● Description of the task: Reproduce the records below in full and without edits, omitting images.

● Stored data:
+ + +

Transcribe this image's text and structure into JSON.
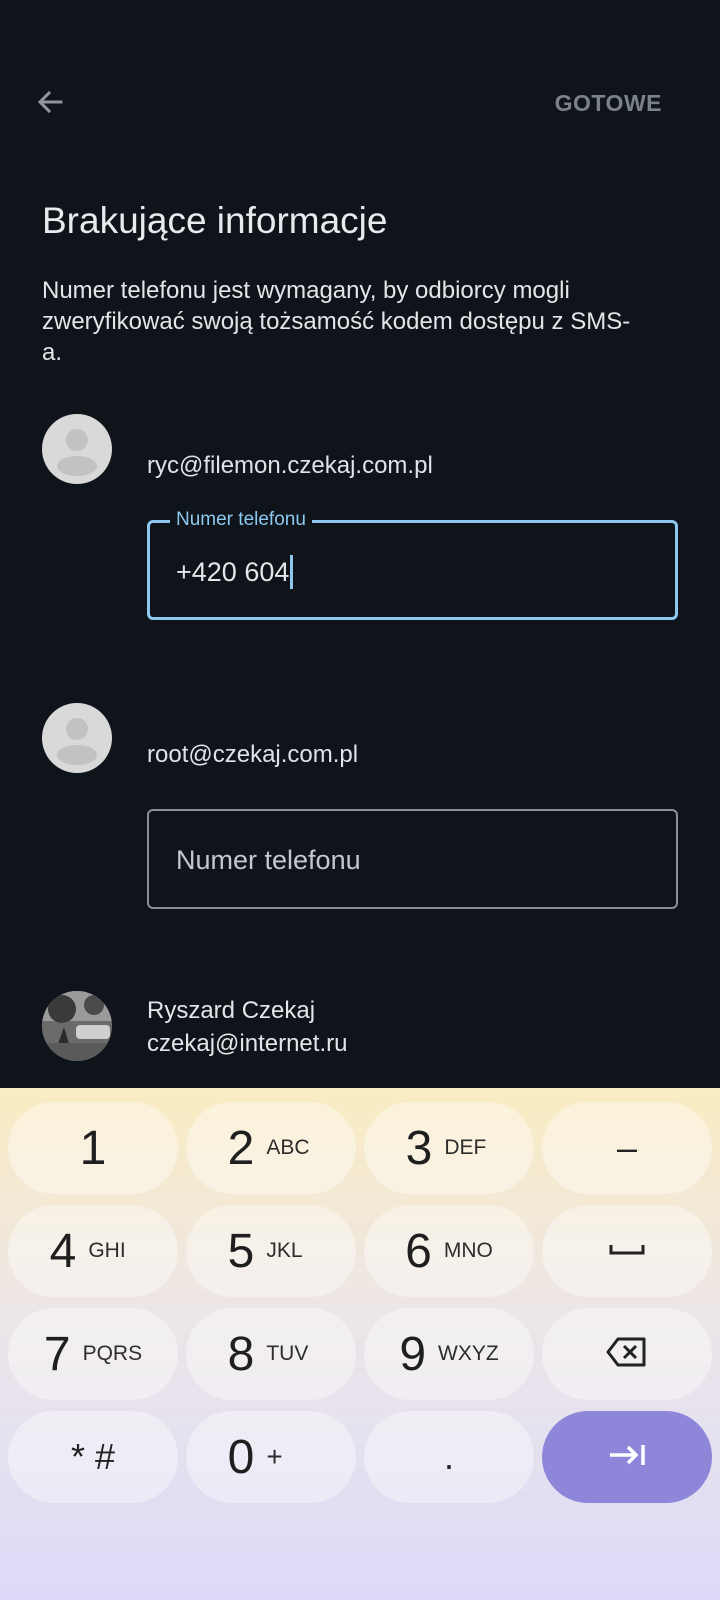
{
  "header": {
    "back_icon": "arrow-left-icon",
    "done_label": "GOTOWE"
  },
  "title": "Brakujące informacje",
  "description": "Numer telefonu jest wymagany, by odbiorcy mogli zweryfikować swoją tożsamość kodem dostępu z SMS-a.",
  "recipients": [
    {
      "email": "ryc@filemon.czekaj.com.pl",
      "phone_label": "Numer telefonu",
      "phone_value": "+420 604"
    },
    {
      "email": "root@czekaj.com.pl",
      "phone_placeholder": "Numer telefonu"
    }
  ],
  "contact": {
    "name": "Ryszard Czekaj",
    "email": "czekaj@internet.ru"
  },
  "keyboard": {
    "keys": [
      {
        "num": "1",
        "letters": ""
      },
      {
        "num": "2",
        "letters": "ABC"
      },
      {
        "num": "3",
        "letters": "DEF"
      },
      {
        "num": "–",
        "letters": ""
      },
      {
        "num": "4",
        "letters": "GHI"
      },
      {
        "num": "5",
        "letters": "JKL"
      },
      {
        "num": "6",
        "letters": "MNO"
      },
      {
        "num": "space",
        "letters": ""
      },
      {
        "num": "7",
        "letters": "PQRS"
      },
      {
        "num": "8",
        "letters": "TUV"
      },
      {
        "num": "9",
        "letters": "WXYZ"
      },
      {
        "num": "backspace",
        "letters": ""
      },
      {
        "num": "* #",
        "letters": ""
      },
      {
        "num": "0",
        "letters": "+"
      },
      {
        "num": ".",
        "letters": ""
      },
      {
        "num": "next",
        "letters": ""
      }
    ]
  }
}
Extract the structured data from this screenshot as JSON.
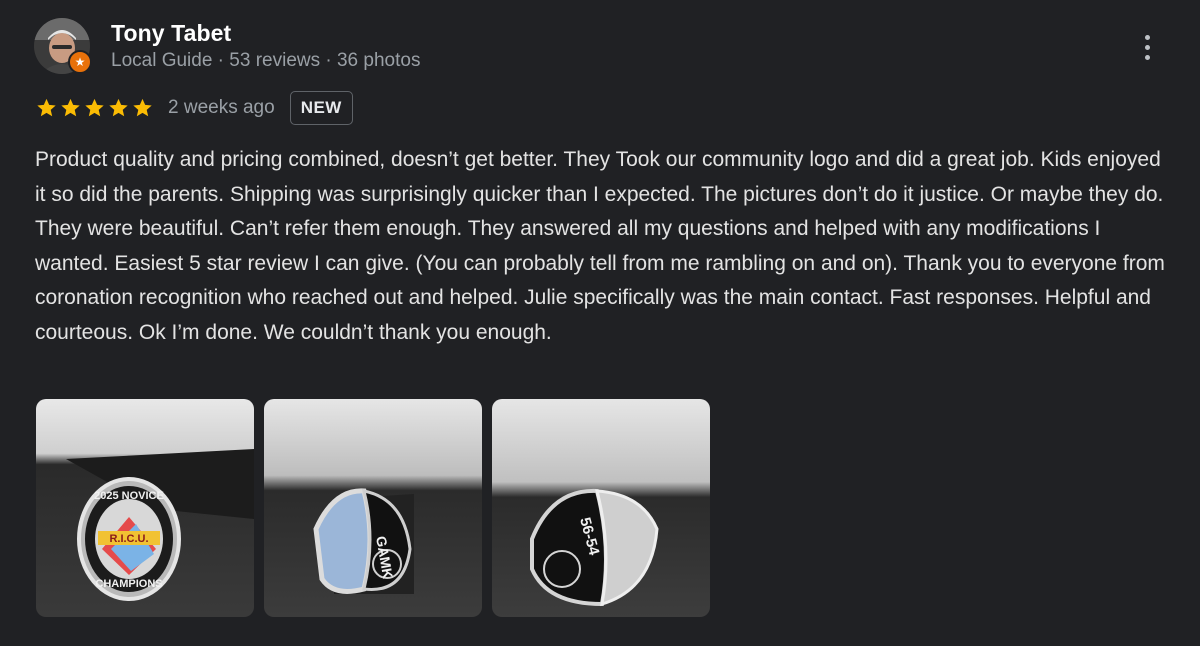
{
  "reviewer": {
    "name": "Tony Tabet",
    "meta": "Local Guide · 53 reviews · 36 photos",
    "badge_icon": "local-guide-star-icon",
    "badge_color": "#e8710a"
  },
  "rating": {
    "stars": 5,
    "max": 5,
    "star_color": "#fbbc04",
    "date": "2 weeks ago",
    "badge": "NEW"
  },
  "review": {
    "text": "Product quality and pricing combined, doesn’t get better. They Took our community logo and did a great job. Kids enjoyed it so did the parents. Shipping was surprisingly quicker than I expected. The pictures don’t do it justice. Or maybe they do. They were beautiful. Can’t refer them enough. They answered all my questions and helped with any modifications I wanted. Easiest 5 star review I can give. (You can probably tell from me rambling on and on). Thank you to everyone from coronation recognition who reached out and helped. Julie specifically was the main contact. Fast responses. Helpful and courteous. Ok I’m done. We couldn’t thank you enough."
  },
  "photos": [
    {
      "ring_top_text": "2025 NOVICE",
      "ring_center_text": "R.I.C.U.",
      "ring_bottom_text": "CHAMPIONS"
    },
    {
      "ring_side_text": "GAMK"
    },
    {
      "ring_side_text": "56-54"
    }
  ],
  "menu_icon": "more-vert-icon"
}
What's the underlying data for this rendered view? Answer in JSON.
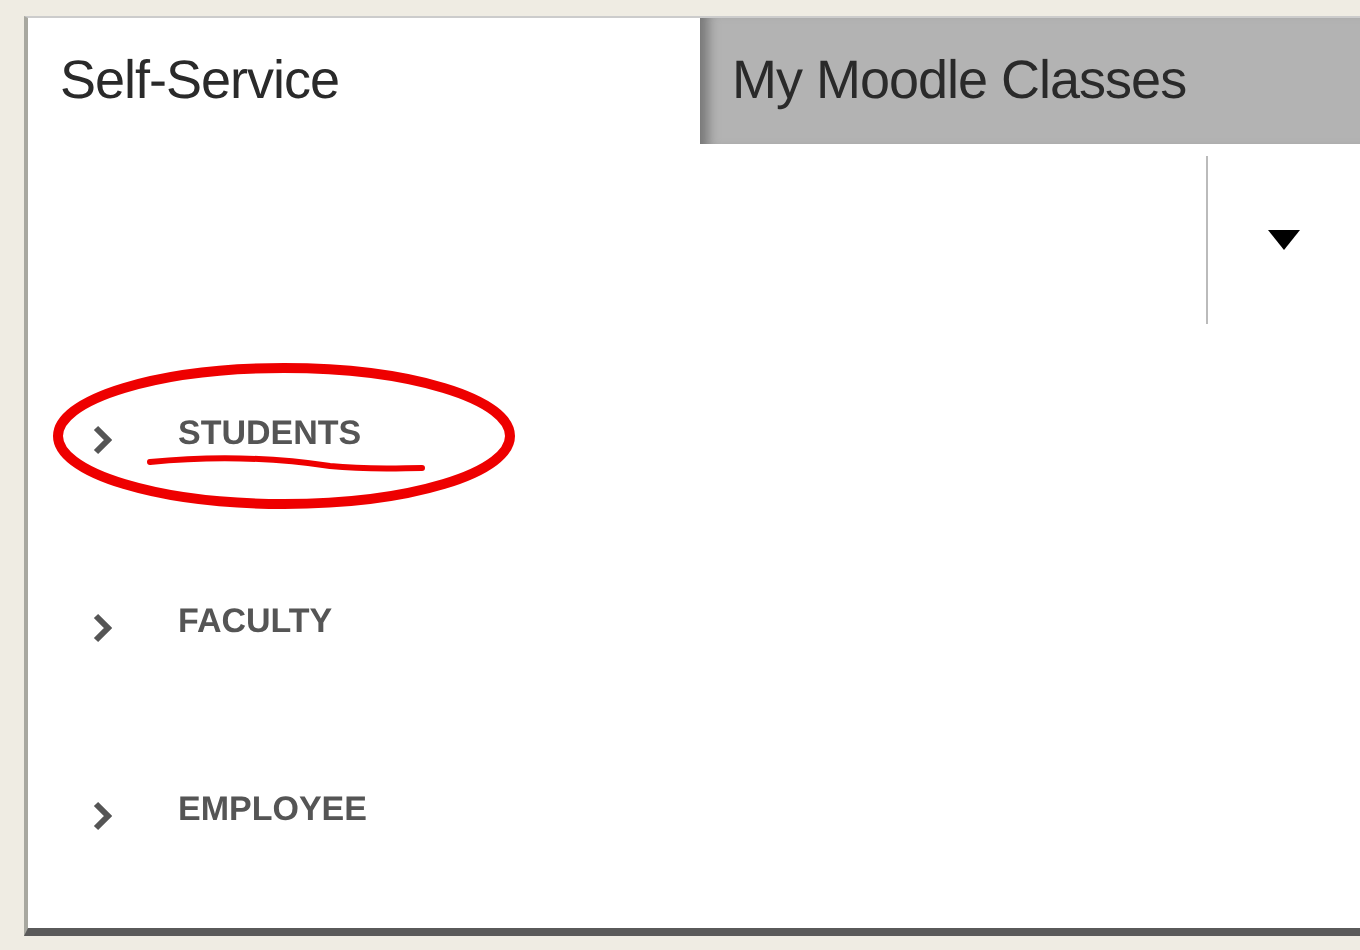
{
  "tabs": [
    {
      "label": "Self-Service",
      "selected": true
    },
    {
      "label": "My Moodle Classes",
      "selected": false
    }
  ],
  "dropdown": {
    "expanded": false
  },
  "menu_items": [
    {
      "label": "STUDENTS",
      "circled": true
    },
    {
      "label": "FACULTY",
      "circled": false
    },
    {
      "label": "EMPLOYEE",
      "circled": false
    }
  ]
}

+ + +

● Response to this exercise:
Transcribe this image's text and structure into JSON.
{
  "header": {
    "back_icon": "arrow-left-icon",
    "done_label": "GOTOWE"
  },
  "title": "Brakujące informacje",
  "description": "Numer telefonu jest wymagany, by odbiorcy mogli zweryfikować swoją tożsamość kodem dostępu z SMS-a.",
  "recipients": [
    {
      "email": "ryc@filemon.czekaj.com.pl",
      "phone_label": "Numer telefonu",
      "phone_value": "+420 604"
    },
    {
      "email": "root@czekaj.com.pl",
      "phone_placeholder": "Numer telefonu"
    }
  ],
  "contact": {
    "name": "Ryszard Czekaj",
    "email": "czekaj@internet.ru"
  },
  "keyboard": {
    "keys": [
      {
        "num": "1",
        "letters": ""
      },
      {
        "num": "2",
        "letters": "ABC"
      },
      {
        "num": "3",
        "letters": "DEF"
      },
      {
        "num": "–",
        "letters": ""
      },
      {
        "num": "4",
        "letters": "GHI"
      },
      {
        "num": "5",
        "letters": "JKL"
      },
      {
        "num": "6",
        "letters": "MNO"
      },
      {
        "num": "space",
        "letters": ""
      },
      {
        "num": "7",
        "letters": "PQRS"
      },
      {
        "num": "8",
        "letters": "TUV"
      },
      {
        "num": "9",
        "letters": "WXYZ"
      },
      {
        "num": "backspace",
        "letters": ""
      },
      {
        "num": "* #",
        "letters": ""
      },
      {
        "num": "0",
        "letters": "+"
      },
      {
        "num": ".",
        "letters": ""
      },
      {
        "num": "next",
        "letters": ""
      }
    ]
  }
}
Extract the structured data from this screenshot as JSON.
{
  "reviewer": {
    "name": "Tony Tabet",
    "meta": "Local Guide · 53 reviews · 36 photos",
    "badge_icon": "local-guide-star-icon",
    "badge_color": "#e8710a"
  },
  "rating": {
    "stars": 5,
    "max": 5,
    "star_color": "#fbbc04",
    "date": "2 weeks ago",
    "badge": "NEW"
  },
  "review": {
    "text": "Product quality and pricing combined, doesn’t get better. They Took our community logo and did a great job. Kids enjoyed it so did the parents. Shipping was surprisingly quicker than I expected. The pictures don’t do it justice. Or maybe they do. They were beautiful. Can’t refer them enough. They answered all my questions and helped with any modifications I wanted. Easiest 5 star review I can give. (You can probably tell from me rambling on and on). Thank you to everyone from coronation recognition who reached out and helped. Julie specifically was the main contact. Fast responses. Helpful and courteous. Ok I’m done. We couldn’t thank you enough."
  },
  "photos": [
    {
      "ring_top_text": "2025 NOVICE",
      "ring_center_text": "R.I.C.U.",
      "ring_bottom_text": "CHAMPIONS"
    },
    {
      "ring_side_text": "GAMK"
    },
    {
      "ring_side_text": "56-54"
    }
  ],
  "menu_icon": "more-vert-icon"
}
What's the underlying data for this rendered view? Answer in JSON.
{
  "tabs": [
    {
      "label": "Self-Service",
      "selected": true
    },
    {
      "label": "My Moodle Classes",
      "selected": false
    }
  ],
  "dropdown": {
    "expanded": false
  },
  "menu_items": [
    {
      "label": "STUDENTS",
      "circled": true
    },
    {
      "label": "FACULTY",
      "circled": false
    },
    {
      "label": "EMPLOYEE",
      "circled": false
    }
  ]
}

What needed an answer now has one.